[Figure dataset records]
--------------------------------------------------

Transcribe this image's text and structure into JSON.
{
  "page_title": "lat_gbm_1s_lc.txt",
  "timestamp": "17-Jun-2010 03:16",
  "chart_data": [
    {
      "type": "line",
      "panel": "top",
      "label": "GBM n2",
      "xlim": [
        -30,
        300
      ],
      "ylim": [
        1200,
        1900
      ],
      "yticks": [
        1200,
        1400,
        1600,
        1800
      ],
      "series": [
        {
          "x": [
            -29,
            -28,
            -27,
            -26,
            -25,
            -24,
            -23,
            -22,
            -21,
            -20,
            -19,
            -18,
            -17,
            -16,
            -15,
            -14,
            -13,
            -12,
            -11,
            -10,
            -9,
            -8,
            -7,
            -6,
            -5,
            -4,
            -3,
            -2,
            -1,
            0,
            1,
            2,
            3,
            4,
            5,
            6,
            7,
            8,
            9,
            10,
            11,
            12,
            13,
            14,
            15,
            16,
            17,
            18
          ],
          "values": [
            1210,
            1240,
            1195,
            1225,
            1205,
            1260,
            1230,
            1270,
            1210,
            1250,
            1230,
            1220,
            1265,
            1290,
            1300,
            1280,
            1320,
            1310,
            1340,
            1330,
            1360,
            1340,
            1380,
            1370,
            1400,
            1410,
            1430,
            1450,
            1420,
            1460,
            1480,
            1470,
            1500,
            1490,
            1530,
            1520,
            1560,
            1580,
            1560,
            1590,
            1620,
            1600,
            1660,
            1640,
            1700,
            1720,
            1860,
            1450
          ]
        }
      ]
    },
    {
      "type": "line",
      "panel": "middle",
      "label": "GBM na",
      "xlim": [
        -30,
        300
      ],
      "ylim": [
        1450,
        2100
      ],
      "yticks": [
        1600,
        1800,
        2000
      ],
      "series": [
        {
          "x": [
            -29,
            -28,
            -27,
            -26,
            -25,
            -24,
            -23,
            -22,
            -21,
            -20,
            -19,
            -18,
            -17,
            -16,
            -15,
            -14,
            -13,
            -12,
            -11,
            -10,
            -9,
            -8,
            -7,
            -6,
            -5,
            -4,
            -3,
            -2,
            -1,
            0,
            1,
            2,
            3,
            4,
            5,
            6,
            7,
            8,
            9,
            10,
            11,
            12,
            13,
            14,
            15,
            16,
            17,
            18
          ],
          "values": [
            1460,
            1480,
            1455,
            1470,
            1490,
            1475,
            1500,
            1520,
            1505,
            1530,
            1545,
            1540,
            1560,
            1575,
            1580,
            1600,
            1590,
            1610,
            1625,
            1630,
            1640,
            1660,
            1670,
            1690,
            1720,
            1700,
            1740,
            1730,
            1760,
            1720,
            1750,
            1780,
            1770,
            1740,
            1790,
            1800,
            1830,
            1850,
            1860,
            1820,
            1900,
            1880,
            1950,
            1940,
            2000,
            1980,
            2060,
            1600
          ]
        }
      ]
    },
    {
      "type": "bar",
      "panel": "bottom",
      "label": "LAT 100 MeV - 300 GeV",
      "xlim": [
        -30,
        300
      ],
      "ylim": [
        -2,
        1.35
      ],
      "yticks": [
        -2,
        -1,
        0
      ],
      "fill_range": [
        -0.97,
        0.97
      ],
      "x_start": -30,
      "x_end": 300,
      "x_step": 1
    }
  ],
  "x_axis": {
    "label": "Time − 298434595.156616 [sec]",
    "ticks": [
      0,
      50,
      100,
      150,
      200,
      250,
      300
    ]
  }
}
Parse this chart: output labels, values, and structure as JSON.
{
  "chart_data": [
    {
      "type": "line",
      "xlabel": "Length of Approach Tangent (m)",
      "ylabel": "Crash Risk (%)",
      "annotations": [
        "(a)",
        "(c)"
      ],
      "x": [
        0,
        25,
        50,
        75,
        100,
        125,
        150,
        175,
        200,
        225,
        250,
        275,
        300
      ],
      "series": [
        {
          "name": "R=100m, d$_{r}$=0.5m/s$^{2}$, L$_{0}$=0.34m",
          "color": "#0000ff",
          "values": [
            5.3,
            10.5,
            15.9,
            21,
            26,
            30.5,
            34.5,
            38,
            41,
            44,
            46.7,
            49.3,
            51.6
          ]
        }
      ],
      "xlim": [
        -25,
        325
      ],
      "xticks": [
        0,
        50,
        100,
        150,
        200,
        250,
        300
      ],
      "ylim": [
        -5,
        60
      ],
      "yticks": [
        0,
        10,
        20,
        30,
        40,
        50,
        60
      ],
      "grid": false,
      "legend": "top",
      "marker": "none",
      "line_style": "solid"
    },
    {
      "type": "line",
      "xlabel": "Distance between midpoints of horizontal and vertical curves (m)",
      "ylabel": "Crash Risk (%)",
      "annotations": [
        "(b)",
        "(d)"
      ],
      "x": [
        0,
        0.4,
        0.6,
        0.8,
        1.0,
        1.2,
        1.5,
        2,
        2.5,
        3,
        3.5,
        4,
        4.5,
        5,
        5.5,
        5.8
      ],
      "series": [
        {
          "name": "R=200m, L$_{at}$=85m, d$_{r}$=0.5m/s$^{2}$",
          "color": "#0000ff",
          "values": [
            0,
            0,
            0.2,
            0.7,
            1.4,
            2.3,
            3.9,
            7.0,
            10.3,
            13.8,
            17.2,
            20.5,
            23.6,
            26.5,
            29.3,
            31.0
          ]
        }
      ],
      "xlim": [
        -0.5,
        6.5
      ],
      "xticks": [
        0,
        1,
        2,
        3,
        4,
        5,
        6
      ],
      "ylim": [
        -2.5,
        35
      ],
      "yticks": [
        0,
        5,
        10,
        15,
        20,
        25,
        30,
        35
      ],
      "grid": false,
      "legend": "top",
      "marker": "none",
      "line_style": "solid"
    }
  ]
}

--------------------------------------------------

> [Problem to work on]: Count how many lines of the material hold the string "xlabel". Give the number and nothing more.

> [Written solution]: 2